▶ [The request]:
From the listing below, pull out every line where the string "商务客未使用自助验证原因" appears.

-- BEGIN Dataset excerpts --

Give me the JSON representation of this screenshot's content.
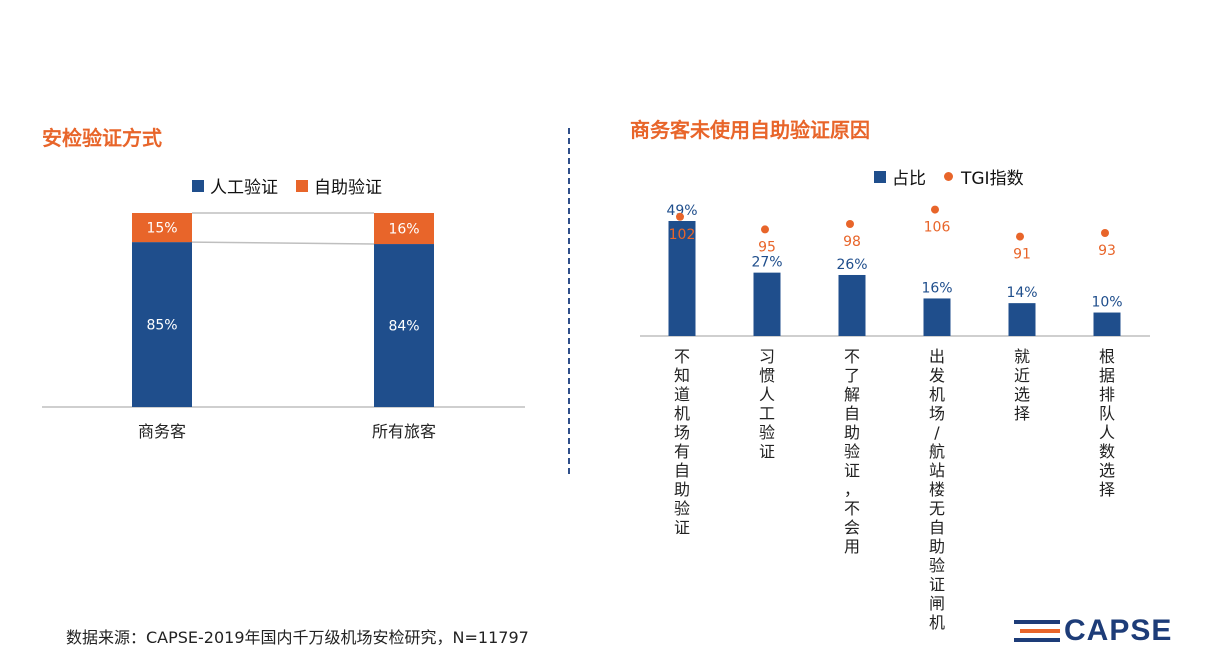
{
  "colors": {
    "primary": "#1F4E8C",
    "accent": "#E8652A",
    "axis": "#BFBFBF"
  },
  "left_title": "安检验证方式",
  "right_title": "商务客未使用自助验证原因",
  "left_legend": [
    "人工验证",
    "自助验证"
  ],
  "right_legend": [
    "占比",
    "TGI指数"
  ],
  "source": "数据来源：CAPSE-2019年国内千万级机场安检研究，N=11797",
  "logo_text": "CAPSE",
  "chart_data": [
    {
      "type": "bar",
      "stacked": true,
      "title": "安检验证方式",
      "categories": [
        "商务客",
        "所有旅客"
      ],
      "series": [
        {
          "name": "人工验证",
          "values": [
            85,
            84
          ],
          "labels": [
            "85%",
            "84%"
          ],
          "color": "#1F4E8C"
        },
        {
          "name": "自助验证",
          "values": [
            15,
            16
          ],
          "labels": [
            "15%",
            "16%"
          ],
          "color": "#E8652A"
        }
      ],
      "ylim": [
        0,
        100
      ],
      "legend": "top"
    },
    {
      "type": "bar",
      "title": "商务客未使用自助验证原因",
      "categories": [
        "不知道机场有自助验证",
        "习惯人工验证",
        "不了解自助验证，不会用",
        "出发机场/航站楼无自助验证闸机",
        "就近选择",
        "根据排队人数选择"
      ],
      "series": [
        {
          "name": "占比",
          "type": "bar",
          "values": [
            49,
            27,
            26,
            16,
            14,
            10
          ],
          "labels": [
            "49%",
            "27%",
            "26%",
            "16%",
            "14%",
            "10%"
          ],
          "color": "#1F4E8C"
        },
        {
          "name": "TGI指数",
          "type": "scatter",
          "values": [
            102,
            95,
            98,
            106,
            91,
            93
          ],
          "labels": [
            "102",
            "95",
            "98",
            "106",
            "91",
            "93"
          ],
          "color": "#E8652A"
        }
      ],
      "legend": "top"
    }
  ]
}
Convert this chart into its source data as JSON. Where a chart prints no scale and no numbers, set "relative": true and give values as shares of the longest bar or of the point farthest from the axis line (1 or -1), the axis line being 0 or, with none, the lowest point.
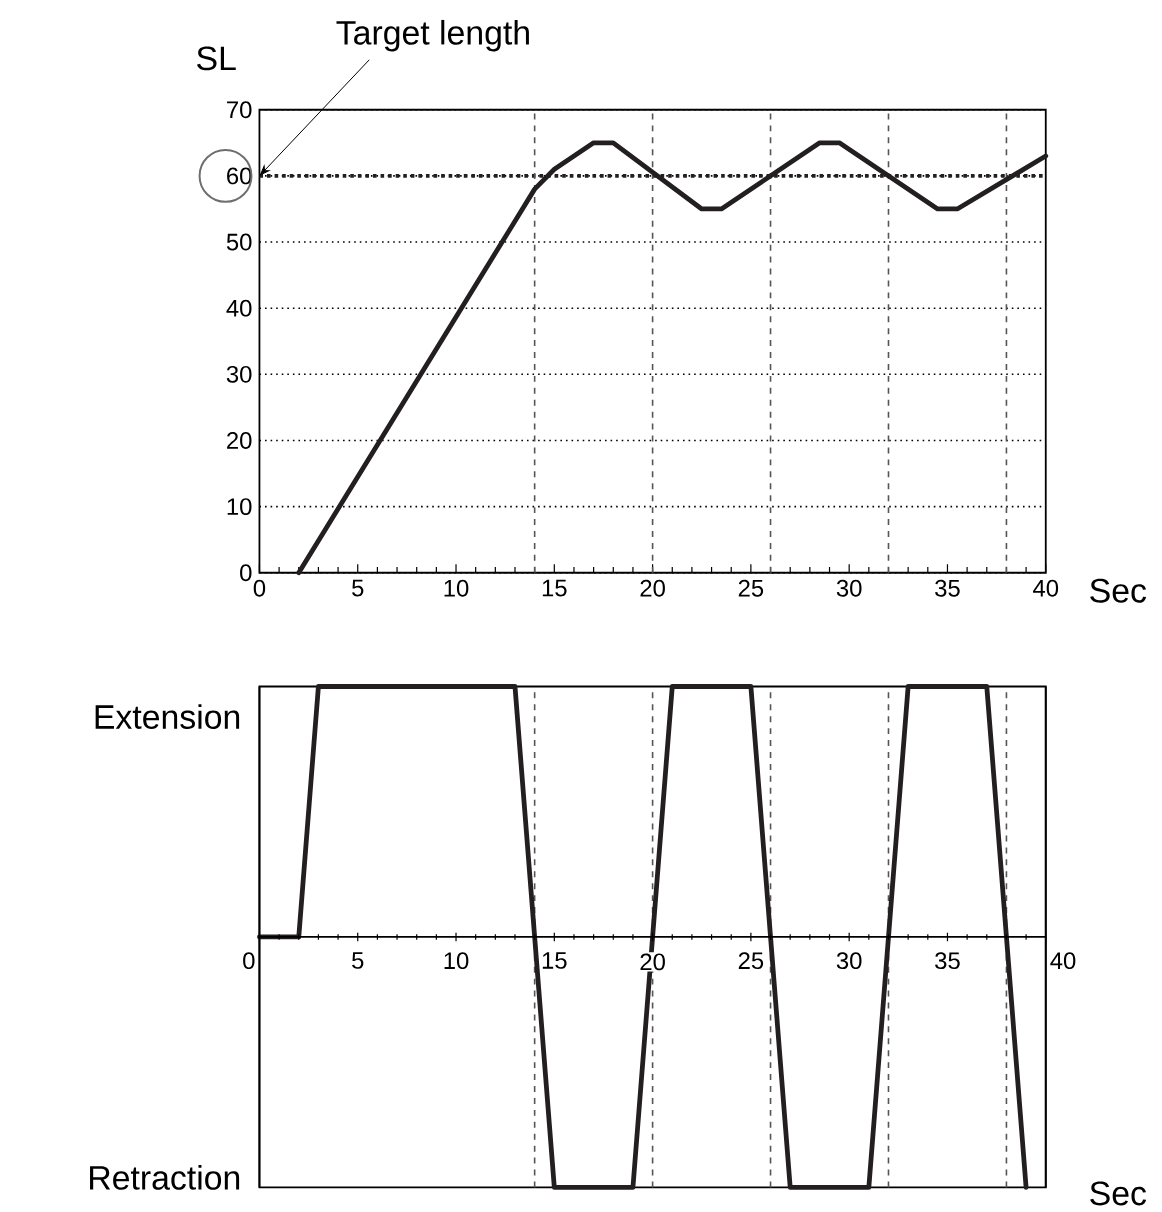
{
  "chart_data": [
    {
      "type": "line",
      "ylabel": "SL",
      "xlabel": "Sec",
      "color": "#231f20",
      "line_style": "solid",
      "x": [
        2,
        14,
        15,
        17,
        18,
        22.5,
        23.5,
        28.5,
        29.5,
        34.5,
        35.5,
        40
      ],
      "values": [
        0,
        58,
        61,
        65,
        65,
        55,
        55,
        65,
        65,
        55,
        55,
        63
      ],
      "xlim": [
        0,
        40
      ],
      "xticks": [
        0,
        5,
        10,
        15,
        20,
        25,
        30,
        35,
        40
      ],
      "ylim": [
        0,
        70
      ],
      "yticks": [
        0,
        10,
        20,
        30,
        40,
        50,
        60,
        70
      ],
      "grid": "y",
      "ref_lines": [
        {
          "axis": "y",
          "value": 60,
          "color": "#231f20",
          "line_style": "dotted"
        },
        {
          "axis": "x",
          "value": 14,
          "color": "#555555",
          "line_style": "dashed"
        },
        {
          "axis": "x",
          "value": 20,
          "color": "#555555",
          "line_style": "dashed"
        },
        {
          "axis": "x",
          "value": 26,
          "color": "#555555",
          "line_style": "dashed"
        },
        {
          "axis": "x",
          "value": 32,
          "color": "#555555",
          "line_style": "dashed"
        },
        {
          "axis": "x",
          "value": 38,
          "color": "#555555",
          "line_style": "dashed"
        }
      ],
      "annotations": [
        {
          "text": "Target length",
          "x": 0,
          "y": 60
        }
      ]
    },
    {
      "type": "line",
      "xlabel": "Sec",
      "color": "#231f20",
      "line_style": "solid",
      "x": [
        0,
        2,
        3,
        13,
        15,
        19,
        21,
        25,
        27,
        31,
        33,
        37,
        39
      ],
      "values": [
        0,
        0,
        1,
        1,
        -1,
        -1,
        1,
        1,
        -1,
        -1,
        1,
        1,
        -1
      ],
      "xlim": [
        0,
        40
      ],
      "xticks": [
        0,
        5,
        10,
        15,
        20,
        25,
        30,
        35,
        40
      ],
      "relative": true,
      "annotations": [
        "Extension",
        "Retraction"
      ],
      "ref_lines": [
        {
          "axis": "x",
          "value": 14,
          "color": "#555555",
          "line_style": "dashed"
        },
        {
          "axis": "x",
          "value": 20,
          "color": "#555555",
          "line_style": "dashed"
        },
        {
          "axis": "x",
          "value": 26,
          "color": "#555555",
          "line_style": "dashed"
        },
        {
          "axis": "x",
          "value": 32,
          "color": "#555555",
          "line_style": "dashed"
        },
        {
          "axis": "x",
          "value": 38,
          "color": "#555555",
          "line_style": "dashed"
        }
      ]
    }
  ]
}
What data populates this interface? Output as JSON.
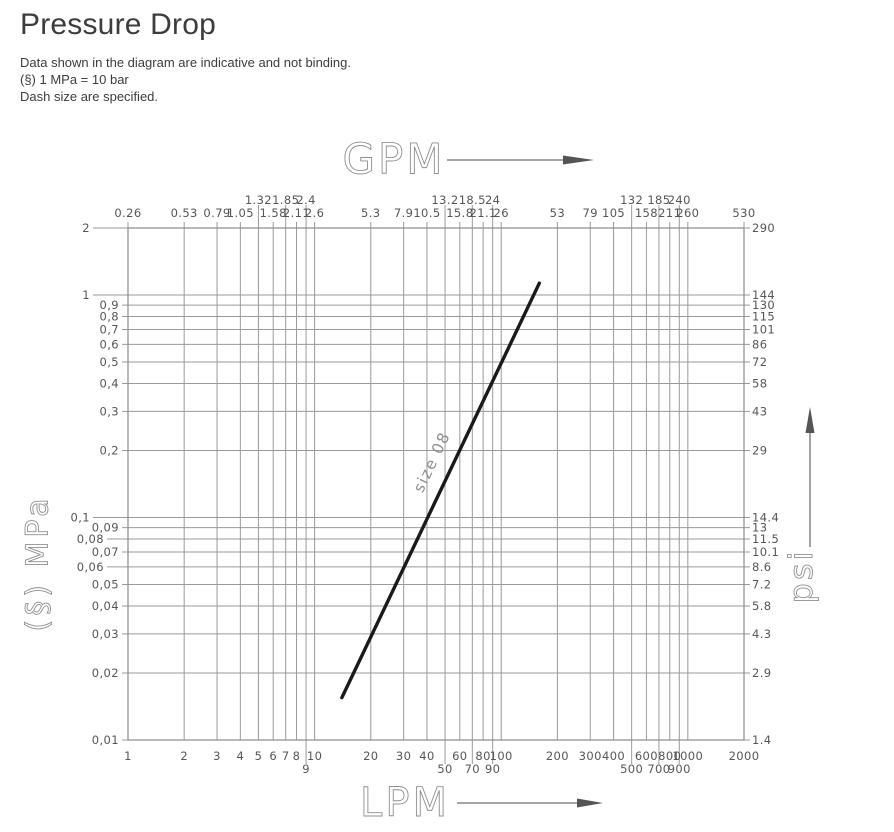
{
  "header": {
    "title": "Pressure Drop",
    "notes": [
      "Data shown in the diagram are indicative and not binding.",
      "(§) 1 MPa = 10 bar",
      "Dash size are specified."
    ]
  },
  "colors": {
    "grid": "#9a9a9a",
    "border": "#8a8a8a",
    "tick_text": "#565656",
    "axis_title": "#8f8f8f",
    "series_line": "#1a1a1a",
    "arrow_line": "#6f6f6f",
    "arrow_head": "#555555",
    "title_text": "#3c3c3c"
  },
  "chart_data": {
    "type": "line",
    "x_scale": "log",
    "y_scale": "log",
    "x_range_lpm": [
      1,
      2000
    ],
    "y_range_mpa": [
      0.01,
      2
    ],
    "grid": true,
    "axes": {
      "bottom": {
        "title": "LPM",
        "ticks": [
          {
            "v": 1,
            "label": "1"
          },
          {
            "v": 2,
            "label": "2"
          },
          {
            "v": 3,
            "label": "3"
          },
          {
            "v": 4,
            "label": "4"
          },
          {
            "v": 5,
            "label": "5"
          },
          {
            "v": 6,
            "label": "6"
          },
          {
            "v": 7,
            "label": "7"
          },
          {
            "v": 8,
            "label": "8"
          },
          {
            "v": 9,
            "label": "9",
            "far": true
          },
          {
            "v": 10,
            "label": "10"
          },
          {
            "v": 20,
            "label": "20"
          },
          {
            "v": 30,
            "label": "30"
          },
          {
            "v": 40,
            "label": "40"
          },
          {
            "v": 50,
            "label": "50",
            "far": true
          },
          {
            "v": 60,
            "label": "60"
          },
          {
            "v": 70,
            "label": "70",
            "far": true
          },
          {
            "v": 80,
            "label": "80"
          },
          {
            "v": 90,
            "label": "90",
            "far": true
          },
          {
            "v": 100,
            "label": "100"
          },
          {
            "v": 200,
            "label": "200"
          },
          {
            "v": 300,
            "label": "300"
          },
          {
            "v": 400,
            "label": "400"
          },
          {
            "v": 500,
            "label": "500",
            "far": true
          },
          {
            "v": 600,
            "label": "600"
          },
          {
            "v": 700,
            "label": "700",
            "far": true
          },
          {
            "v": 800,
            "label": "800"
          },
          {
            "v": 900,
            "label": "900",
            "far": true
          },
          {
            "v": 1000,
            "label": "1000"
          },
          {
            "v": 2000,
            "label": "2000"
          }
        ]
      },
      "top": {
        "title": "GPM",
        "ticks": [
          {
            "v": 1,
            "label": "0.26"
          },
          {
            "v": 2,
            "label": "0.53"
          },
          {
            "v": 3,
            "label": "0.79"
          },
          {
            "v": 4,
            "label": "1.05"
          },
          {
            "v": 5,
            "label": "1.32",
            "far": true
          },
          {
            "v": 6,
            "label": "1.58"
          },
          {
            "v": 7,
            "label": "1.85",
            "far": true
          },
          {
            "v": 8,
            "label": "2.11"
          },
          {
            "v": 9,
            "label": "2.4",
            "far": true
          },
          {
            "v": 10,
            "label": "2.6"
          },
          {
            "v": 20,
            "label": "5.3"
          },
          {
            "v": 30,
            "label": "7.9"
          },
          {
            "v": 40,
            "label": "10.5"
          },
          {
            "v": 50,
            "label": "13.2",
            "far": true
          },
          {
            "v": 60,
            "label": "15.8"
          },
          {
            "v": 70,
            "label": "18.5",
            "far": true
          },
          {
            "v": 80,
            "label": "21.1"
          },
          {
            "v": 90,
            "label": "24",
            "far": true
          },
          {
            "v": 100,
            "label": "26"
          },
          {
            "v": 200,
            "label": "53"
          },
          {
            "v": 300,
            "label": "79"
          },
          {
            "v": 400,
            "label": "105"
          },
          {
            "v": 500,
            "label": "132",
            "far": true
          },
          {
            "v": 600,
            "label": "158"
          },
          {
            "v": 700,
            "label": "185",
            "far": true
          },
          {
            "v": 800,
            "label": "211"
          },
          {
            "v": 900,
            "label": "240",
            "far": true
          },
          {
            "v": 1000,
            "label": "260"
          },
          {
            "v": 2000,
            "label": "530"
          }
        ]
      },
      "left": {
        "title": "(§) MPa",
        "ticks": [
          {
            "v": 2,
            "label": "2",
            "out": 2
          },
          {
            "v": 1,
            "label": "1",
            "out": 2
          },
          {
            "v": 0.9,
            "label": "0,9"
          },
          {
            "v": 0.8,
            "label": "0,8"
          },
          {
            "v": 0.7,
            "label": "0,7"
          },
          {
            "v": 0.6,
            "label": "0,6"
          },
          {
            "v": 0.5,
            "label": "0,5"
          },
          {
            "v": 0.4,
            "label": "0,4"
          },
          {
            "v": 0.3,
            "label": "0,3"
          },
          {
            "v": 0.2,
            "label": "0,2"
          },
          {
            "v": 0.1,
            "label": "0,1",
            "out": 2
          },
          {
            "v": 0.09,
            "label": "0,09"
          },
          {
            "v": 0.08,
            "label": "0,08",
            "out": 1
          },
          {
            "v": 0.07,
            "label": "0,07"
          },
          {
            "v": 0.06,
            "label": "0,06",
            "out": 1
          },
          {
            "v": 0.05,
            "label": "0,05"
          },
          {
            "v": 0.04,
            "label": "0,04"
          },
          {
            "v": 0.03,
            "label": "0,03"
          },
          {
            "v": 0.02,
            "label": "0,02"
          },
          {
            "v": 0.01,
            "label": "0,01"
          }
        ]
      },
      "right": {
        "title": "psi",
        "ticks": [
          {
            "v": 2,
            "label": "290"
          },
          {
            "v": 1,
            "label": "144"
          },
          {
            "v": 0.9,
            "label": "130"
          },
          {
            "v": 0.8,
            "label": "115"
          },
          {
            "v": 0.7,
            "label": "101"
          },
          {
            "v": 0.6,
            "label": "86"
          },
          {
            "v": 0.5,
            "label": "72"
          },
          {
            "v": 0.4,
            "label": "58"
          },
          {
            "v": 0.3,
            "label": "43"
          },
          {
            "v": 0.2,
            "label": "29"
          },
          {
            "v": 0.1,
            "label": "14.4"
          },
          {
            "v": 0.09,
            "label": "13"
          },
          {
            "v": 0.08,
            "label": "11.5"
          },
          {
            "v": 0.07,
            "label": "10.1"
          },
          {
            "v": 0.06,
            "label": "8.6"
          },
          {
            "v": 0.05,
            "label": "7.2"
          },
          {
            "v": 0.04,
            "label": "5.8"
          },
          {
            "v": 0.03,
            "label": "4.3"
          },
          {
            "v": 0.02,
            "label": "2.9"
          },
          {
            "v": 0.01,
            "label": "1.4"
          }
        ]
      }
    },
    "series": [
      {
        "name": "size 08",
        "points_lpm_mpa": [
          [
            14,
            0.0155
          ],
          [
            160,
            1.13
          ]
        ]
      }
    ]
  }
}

-- END Dataset excerpts --

▶ [Exercise output]:
  "right_title": "商务客未使用自助验证原因",
      "title": "商务客未使用自助验证原因",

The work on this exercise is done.